_Required work_: From the listing below, pull out all lines with "产品编号" in them.

Dataset records
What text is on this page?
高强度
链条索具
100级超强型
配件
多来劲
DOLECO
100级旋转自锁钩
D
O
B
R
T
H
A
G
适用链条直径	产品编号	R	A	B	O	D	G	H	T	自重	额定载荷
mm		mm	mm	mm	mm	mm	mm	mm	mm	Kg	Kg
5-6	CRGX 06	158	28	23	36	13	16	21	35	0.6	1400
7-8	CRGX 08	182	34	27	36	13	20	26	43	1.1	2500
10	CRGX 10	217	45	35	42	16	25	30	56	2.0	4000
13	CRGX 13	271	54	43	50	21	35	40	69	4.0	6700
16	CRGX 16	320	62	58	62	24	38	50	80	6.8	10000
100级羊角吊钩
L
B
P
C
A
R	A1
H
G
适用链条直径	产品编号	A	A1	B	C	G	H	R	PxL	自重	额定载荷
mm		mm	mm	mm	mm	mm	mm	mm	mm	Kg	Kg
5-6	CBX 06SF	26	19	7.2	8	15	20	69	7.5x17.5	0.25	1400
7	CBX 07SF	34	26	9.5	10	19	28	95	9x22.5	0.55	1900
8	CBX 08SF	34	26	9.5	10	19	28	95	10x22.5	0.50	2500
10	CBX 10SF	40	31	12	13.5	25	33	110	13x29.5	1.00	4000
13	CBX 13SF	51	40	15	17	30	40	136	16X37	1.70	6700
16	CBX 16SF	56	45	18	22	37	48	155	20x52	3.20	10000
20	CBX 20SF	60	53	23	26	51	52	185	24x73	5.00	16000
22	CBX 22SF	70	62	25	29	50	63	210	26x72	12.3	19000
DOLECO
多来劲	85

---

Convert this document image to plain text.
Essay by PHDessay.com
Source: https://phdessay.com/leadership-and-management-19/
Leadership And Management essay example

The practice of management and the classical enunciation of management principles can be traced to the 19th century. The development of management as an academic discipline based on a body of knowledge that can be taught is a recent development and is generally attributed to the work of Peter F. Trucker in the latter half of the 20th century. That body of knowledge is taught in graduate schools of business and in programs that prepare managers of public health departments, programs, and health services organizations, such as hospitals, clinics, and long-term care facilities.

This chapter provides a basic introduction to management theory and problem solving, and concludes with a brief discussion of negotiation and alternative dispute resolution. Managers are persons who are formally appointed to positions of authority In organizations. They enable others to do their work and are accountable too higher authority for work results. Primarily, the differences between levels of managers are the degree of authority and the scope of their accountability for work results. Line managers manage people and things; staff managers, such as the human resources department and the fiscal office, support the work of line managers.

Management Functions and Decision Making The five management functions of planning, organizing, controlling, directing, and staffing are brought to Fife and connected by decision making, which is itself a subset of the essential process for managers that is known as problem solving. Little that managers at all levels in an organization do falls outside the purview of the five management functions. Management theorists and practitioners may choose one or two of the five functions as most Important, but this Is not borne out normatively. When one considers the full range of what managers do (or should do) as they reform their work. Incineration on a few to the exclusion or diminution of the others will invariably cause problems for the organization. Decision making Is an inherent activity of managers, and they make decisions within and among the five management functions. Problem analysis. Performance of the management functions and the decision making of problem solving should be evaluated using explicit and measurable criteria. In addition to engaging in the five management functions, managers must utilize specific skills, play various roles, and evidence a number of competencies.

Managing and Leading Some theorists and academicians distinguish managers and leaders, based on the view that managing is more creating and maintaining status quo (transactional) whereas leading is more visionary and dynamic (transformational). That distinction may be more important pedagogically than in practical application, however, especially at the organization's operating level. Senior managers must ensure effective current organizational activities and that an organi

_Task solution_:
适用链条直径	产品编号	R	A	B	O	D	G	H	T	自重	额定载荷
适用链条直径	产品编号	A	A1	B	C	G	H	R	PxL	自重	额定载荷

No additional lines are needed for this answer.